* **DATA PROVIDED**
######

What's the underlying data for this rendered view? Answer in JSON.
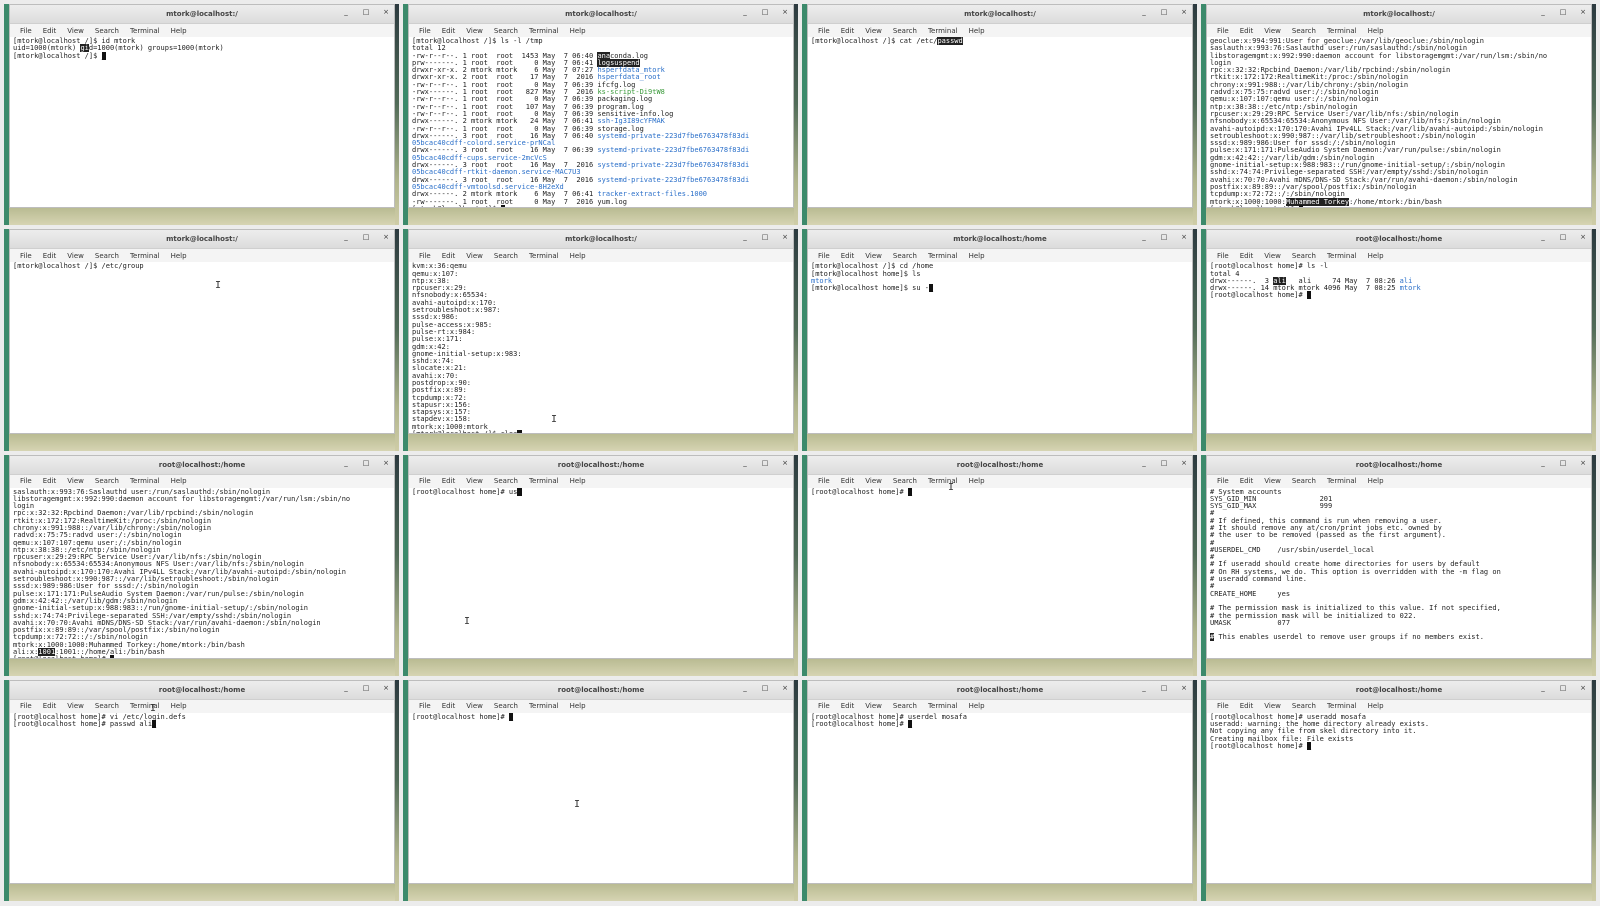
{
  "menu": [
    "File",
    "Edit",
    "View",
    "Search",
    "Terminal",
    "Help"
  ],
  "window_controls": [
    "_",
    "□",
    "×"
  ],
  "tiles": [
    {
      "title": "mtork@localhost:/",
      "lines": [
        [
          {
            "t": "[mtork@localhost /]$ id mtork"
          }
        ],
        [
          {
            "t": "uid=1000(mtork) "
          },
          {
            "t": "gi",
            "c": "hl"
          },
          {
            "t": "d=1000(mtork) groups=1000(mtork)"
          }
        ],
        [
          {
            "t": "[mtork@localhost /]$ "
          },
          {
            "t": "_",
            "c": "cursor"
          }
        ]
      ]
    },
    {
      "title": "mtork@localhost:/",
      "lines": [
        [
          {
            "t": "[mtork@localhost /]$ ls -l /tmp"
          }
        ],
        [
          {
            "t": "total 12"
          }
        ],
        [
          {
            "t": "-rw-r--r--. 1 root  root  1453 May  7 06:40 "
          },
          {
            "t": "ana",
            "c": "hl"
          },
          {
            "t": "conda.log"
          }
        ],
        [
          {
            "t": "prw-------. 1 root  root     0 May  7 06:41 "
          },
          {
            "t": "logsuspend",
            "c": "hl"
          }
        ],
        [
          {
            "t": "drwxr-xr-x. 2 mtork mtork    6 May  7 07:27 "
          },
          {
            "t": "hsperfdata_mtork",
            "c": "blue"
          }
        ],
        [
          {
            "t": "drwxr-xr-x. 2 root  root    17 May  7  2016 "
          },
          {
            "t": "hsperfdata_root",
            "c": "blue"
          }
        ],
        [
          {
            "t": "-rw-r--r--. 1 root  root     0 May  7 06:39 ifcfg.log"
          }
        ],
        [
          {
            "t": "-rwx------. 1 root  root   827 May  7  2016 "
          },
          {
            "t": "ks-script-Di9tW8",
            "c": "green"
          }
        ],
        [
          {
            "t": "-rw-r--r--. 1 root  root     0 May  7 06:39 packaging.log"
          }
        ],
        [
          {
            "t": "-rw-r--r--. 1 root  root   107 May  7 06:39 program.log"
          }
        ],
        [
          {
            "t": "-rw-r--r--. 1 root  root     0 May  7 06:39 sensitive-info.log"
          }
        ],
        [
          {
            "t": "drwx------. 2 mtork mtork   24 May  7 06:41 "
          },
          {
            "t": "ssh-Ig3I89cYFMAK",
            "c": "blue"
          }
        ],
        [
          {
            "t": "-rw-r--r--. 1 root  root     0 May  7 06:39 storage.log"
          }
        ],
        [
          {
            "t": "drwx------. 3 root  root    16 May  7 06:40 "
          },
          {
            "t": "systemd-private-223d7fbe6763478f83di",
            "c": "blue"
          }
        ],
        [
          {
            "t": "05bcac40cdff-colord.service-prNCal",
            "c": "blue"
          }
        ],
        [
          {
            "t": "drwx------. 3 root  root    16 May  7 06:39 "
          },
          {
            "t": "systemd-private-223d7fbe6763478f83di",
            "c": "blue"
          }
        ],
        [
          {
            "t": "05bcac40cdff-cups.service-2mcVcS",
            "c": "blue"
          }
        ],
        [
          {
            "t": "drwx------. 3 root  root    16 May  7  2016 "
          },
          {
            "t": "systemd-private-223d7fbe6763478f83di",
            "c": "blue"
          }
        ],
        [
          {
            "t": "05bcac40cdff-rtkit-daemon.service-MAC7U3",
            "c": "blue"
          }
        ],
        [
          {
            "t": "drwx------. 3 root  root    16 May  7  2016 "
          },
          {
            "t": "systemd-private-223d7fbe6763478f83di",
            "c": "blue"
          }
        ],
        [
          {
            "t": "05bcac40cdff-vmtoolsd.service-8H2eXd",
            "c": "blue"
          }
        ],
        [
          {
            "t": "drwx------. 2 mtork mtork    6 May  7 06:41 "
          },
          {
            "t": "tracker-extract-files.1000",
            "c": "blue"
          }
        ],
        [
          {
            "t": "-rw-------. 1 root  root     0 May  7  2016 yum.log"
          }
        ],
        [
          {
            "t": "[mtork@localhost /]$ "
          },
          {
            "t": "_",
            "c": "cursor"
          }
        ]
      ]
    },
    {
      "title": "mtork@localhost:/",
      "lines": [
        [
          {
            "t": "[mtork@localhost /]$ cat /etc/"
          },
          {
            "t": "passwd",
            "c": "hl"
          }
        ]
      ]
    },
    {
      "title": "mtork@localhost:/",
      "lines": [
        [
          {
            "t": "geoclue:x:994:991:User for geoclue:/var/lib/geoclue:/sbin/nologin"
          }
        ],
        [
          {
            "t": "saslauth:x:993:76:Saslauthd user:/run/saslauthd:/sbin/nologin"
          }
        ],
        [
          {
            "t": "libstoragemgmt:x:992:990:daemon account for libstoragemgmt:/var/run/lsm:/sbin/no"
          }
        ],
        [
          {
            "t": "login"
          }
        ],
        [
          {
            "t": "rpc:x:32:32:Rpcbind Daemon:/var/lib/rpcbind:/sbin/nologin"
          }
        ],
        [
          {
            "t": "rtkit:x:172:172:RealtimeKit:/proc:/sbin/nologin"
          }
        ],
        [
          {
            "t": "chrony:x:991:988::/var/lib/chrony:/sbin/nologin"
          }
        ],
        [
          {
            "t": "radvd:x:75:75:radvd user:/:/sbin/nologin"
          }
        ],
        [
          {
            "t": "qemu:x:107:107:qemu user:/:/sbin/nologin"
          }
        ],
        [
          {
            "t": "ntp:x:38:38::/etc/ntp:/sbin/nologin"
          }
        ],
        [
          {
            "t": "rpcuser:x:29:29:RPC Service User:/var/lib/nfs:/sbin/nologin"
          }
        ],
        [
          {
            "t": "nfsnobody:x:65534:65534:Anonymous NFS User:/var/lib/nfs:/sbin/nologin"
          }
        ],
        [
          {
            "t": "avahi-autoipd:x:170:170:Avahi IPv4LL Stack:/var/lib/avahi-autoipd:/sbin/nologin"
          }
        ],
        [
          {
            "t": "setroubleshoot:x:990:987::/var/lib/setroubleshoot:/sbin/nologin"
          }
        ],
        [
          {
            "t": "sssd:x:989:986:User for sssd:/:/sbin/nologin"
          }
        ],
        [
          {
            "t": "pulse:x:171:171:PulseAudio System Daemon:/var/run/pulse:/sbin/nologin"
          }
        ],
        [
          {
            "t": "gdm:x:42:42::/var/lib/gdm:/sbin/nologin"
          }
        ],
        [
          {
            "t": "gnome-initial-setup:x:988:983::/run/gnome-initial-setup/:/sbin/nologin"
          }
        ],
        [
          {
            "t": "sshd:x:74:74:Privilege-separated SSH:/var/empty/sshd:/sbin/nologin"
          }
        ],
        [
          {
            "t": "avahi:x:70:70:Avahi mDNS/DNS-SD Stack:/var/run/avahi-daemon:/sbin/nologin"
          }
        ],
        [
          {
            "t": "postfix:x:89:89::/var/spool/postfix:/sbin/nologin"
          }
        ],
        [
          {
            "t": "tcpdump:x:72:72::/:/sbin/nologin"
          }
        ],
        [
          {
            "t": "mtork:x:1000:1000:"
          },
          {
            "t": "Muhammed Torkey",
            "c": "hl"
          },
          {
            "t": ":/home/mtork:/bin/bash"
          }
        ],
        [
          {
            "t": "[mtork@localhost /]$ "
          },
          {
            "t": "_",
            "c": "cursor"
          }
        ]
      ]
    },
    {
      "title": "mtork@localhost:/",
      "lines": [
        [
          {
            "t": "[mtork@localhost /]$ /etc/group"
          }
        ]
      ],
      "ibeam": [
        205,
        50
      ]
    },
    {
      "title": "mtork@localhost:/",
      "lines": [
        [
          {
            "t": "kvm:x:36:qemu"
          }
        ],
        [
          {
            "t": "qemu:x:107:"
          }
        ],
        [
          {
            "t": "ntp:x:38:"
          }
        ],
        [
          {
            "t": "rpcuser:x:29:"
          }
        ],
        [
          {
            "t": "nfsnobody:x:65534:"
          }
        ],
        [
          {
            "t": "avahi-autoipd:x:170:"
          }
        ],
        [
          {
            "t": "setroubleshoot:x:987:"
          }
        ],
        [
          {
            "t": "sssd:x:986:"
          }
        ],
        [
          {
            "t": "pulse-access:x:985:"
          }
        ],
        [
          {
            "t": "pulse-rt:x:984:"
          }
        ],
        [
          {
            "t": "pulse:x:171:"
          }
        ],
        [
          {
            "t": "gdm:x:42:"
          }
        ],
        [
          {
            "t": "gnome-initial-setup:x:983:"
          }
        ],
        [
          {
            "t": "sshd:x:74:"
          }
        ],
        [
          {
            "t": "slocate:x:21:"
          }
        ],
        [
          {
            "t": "avahi:x:70:"
          }
        ],
        [
          {
            "t": "postdrop:x:90:"
          }
        ],
        [
          {
            "t": "postfix:x:89:"
          }
        ],
        [
          {
            "t": "tcpdump:x:72:"
          }
        ],
        [
          {
            "t": "stapusr:x:156:"
          }
        ],
        [
          {
            "t": "stapsys:x:157:"
          }
        ],
        [
          {
            "t": "stapdev:x:158:"
          }
        ],
        [
          {
            "t": "mtork:x:1000:mtork"
          }
        ],
        [
          {
            "t": "[mtork@localhost /]$ clea"
          },
          {
            "t": "_",
            "c": "cursor"
          }
        ]
      ],
      "ibeam": [
        142,
        184
      ]
    },
    {
      "title": "mtork@localhost:/home",
      "lines": [
        [
          {
            "t": "[mtork@localhost /]$ cd /home"
          }
        ],
        [
          {
            "t": "[mtork@localhost home]$ ls"
          }
        ],
        [
          {
            "t": "mtork",
            "c": "blue"
          }
        ],
        [
          {
            "t": "[mtork@localhost home]$ su -"
          },
          {
            "t": "_",
            "c": "cursor"
          }
        ]
      ]
    },
    {
      "title": "root@localhost:/home",
      "lines": [
        [
          {
            "t": "[root@localhost home]# ls -l"
          }
        ],
        [
          {
            "t": "total 4"
          }
        ],
        [
          {
            "t": "drwx------.  3 "
          },
          {
            "t": "ali",
            "c": "hl"
          },
          {
            "t": "   ali     74 May  7 08:26 "
          },
          {
            "t": "ali",
            "c": "blue"
          }
        ],
        [
          {
            "t": "drwx------. 14 mtork mtork 4096 May  7 08:25 "
          },
          {
            "t": "mtork",
            "c": "blue"
          }
        ],
        [
          {
            "t": "[root@localhost home]# "
          },
          {
            "t": "_",
            "c": "cursor"
          }
        ]
      ]
    },
    {
      "title": "root@localhost:/home",
      "lines": [
        [
          {
            "t": "saslauth:x:993:76:Saslauthd user:/run/saslauthd:/sbin/nologin"
          }
        ],
        [
          {
            "t": "libstoragemgmt:x:992:990:daemon account for libstoragemgmt:/var/run/lsm:/sbin/no"
          }
        ],
        [
          {
            "t": "login"
          }
        ],
        [
          {
            "t": "rpc:x:32:32:Rpcbind Daemon:/var/lib/rpcbind:/sbin/nologin"
          }
        ],
        [
          {
            "t": "rtkit:x:172:172:RealtimeKit:/proc:/sbin/nologin"
          }
        ],
        [
          {
            "t": "chrony:x:991:988::/var/lib/chrony:/sbin/nologin"
          }
        ],
        [
          {
            "t": "radvd:x:75:75:radvd user:/:/sbin/nologin"
          }
        ],
        [
          {
            "t": "qemu:x:107:107:qemu user:/:/sbin/nologin"
          }
        ],
        [
          {
            "t": "ntp:x:38:38::/etc/ntp:/sbin/nologin"
          }
        ],
        [
          {
            "t": "rpcuser:x:29:29:RPC Service User:/var/lib/nfs:/sbin/nologin"
          }
        ],
        [
          {
            "t": "nfsnobody:x:65534:65534:Anonymous NFS User:/var/lib/nfs:/sbin/nologin"
          }
        ],
        [
          {
            "t": "avahi-autoipd:x:170:170:Avahi IPv4LL Stack:/var/lib/avahi-autoipd:/sbin/nologin"
          }
        ],
        [
          {
            "t": "setroubleshoot:x:990:987::/var/lib/setroubleshoot:/sbin/nologin"
          }
        ],
        [
          {
            "t": "sssd:x:989:986:User for sssd:/:/sbin/nologin"
          }
        ],
        [
          {
            "t": "pulse:x:171:171:PulseAudio System Daemon:/var/run/pulse:/sbin/nologin"
          }
        ],
        [
          {
            "t": "gdm:x:42:42::/var/lib/gdm:/sbin/nologin"
          }
        ],
        [
          {
            "t": "gnome-initial-setup:x:988:983::/run/gnome-initial-setup/:/sbin/nologin"
          }
        ],
        [
          {
            "t": "sshd:x:74:74:Privilege-separated SSH:/var/empty/sshd:/sbin/nologin"
          }
        ],
        [
          {
            "t": "avahi:x:70:70:Avahi mDNS/DNS-SD Stack:/var/run/avahi-daemon:/sbin/nologin"
          }
        ],
        [
          {
            "t": "postfix:x:89:89::/var/spool/postfix:/sbin/nologin"
          }
        ],
        [
          {
            "t": "tcpdump:x:72:72::/:/sbin/nologin"
          }
        ],
        [
          {
            "t": "mtork:x:1000:1000:Muhammed Torkey:/home/mtork:/bin/bash"
          }
        ],
        [
          {
            "t": "ali:x:"
          },
          {
            "t": "1001",
            "c": "hl"
          },
          {
            "t": ":1001::/home/ali:/bin/bash"
          }
        ],
        [
          {
            "t": "[root@localhost home]# "
          },
          {
            "t": "_",
            "c": "cursor"
          }
        ]
      ]
    },
    {
      "title": "root@localhost:/home",
      "lines": [
        [
          {
            "t": "[root@localhost home]# us"
          },
          {
            "t": "_",
            "c": "cursor"
          }
        ]
      ],
      "ibeam": [
        55,
        160
      ]
    },
    {
      "title": "root@localhost:/home",
      "lines": [
        [
          {
            "t": "[root@localhost home]# "
          },
          {
            "t": "_",
            "c": "cursor"
          }
        ]
      ],
      "ibeam": [
        140,
        26
      ]
    },
    {
      "title": "root@localhost:/home",
      "lines": [
        [
          {
            "t": "# System accounts"
          }
        ],
        [
          {
            "t": "SYS_GID_MIN               201"
          }
        ],
        [
          {
            "t": "SYS_GID_MAX               999"
          }
        ],
        [
          {
            "t": "#"
          }
        ],
        [
          {
            "t": "# If defined, this command is run when removing a user."
          }
        ],
        [
          {
            "t": "# It should remove any at/cron/print jobs etc. owned by"
          }
        ],
        [
          {
            "t": "# the user to be removed (passed as the first argument)."
          }
        ],
        [
          {
            "t": "#"
          }
        ],
        [
          {
            "t": "#USERDEL_CMD    /usr/sbin/userdel_local"
          }
        ],
        [
          {
            "t": "#"
          }
        ],
        [
          {
            "t": "# If useradd should create home directories for users by default"
          }
        ],
        [
          {
            "t": "# On RH systems, we do. This option is overridden with the -m flag on"
          }
        ],
        [
          {
            "t": "# useradd command line."
          }
        ],
        [
          {
            "t": "#"
          }
        ],
        [
          {
            "t": "CREATE_HOME     yes"
          }
        ],
        [
          {
            "t": ""
          }
        ],
        [
          {
            "t": "# The permission mask is initialized to this value. If not specified,"
          }
        ],
        [
          {
            "t": "# the permission mask will be initialized to 022."
          }
        ],
        [
          {
            "t": "UMASK           077"
          }
        ],
        [
          {
            "t": ""
          }
        ],
        [
          {
            "t": "#",
            "c": "hl"
          },
          {
            "t": " This enables userdel to remove user groups if no members exist."
          }
        ]
      ]
    },
    {
      "title": "root@localhost:/home",
      "lines": [
        [
          {
            "t": "[root@localhost home]# vi /etc/login.defs"
          }
        ],
        [
          {
            "t": "[root@localhost home]# passwd ali"
          },
          {
            "t": "_",
            "c": "cursor"
          }
        ]
      ],
      "ibeam": [
        140,
        22
      ]
    },
    {
      "title": "root@localhost:/home",
      "lines": [
        [
          {
            "t": "[root@localhost home]# "
          },
          {
            "t": "_",
            "c": "cursor"
          }
        ]
      ],
      "ibeam": [
        165,
        118
      ]
    },
    {
      "title": "root@localhost:/home",
      "lines": [
        [
          {
            "t": "[root@localhost home]# userdel mosafa"
          }
        ],
        [
          {
            "t": "[root@localhost home]# "
          },
          {
            "t": "_",
            "c": "cursor"
          }
        ]
      ]
    },
    {
      "title": "root@localhost:/home",
      "lines": [
        [
          {
            "t": "[root@localhost home]# useradd mosafa"
          }
        ],
        [
          {
            "t": "useradd: warning: the home directory already exists."
          }
        ],
        [
          {
            "t": "Not copying any file from skel directory into it."
          }
        ],
        [
          {
            "t": "Creating mailbox file: File exists"
          }
        ],
        [
          {
            "t": "[root@localhost home]# "
          },
          {
            "t": "_",
            "c": "cursor"
          }
        ]
      ]
    }
  ]
}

######

* **WHAT IS REQUIRED**
List each line holding the string "useradd".

* **FINAL RESULT**
            "t": "# If useradd should create home directories for users by default"
            "t": "# useradd command line."
            "t": "[root@localhost home]# useradd mosafa"
            "t": "useradd: warning: the home directory already exists."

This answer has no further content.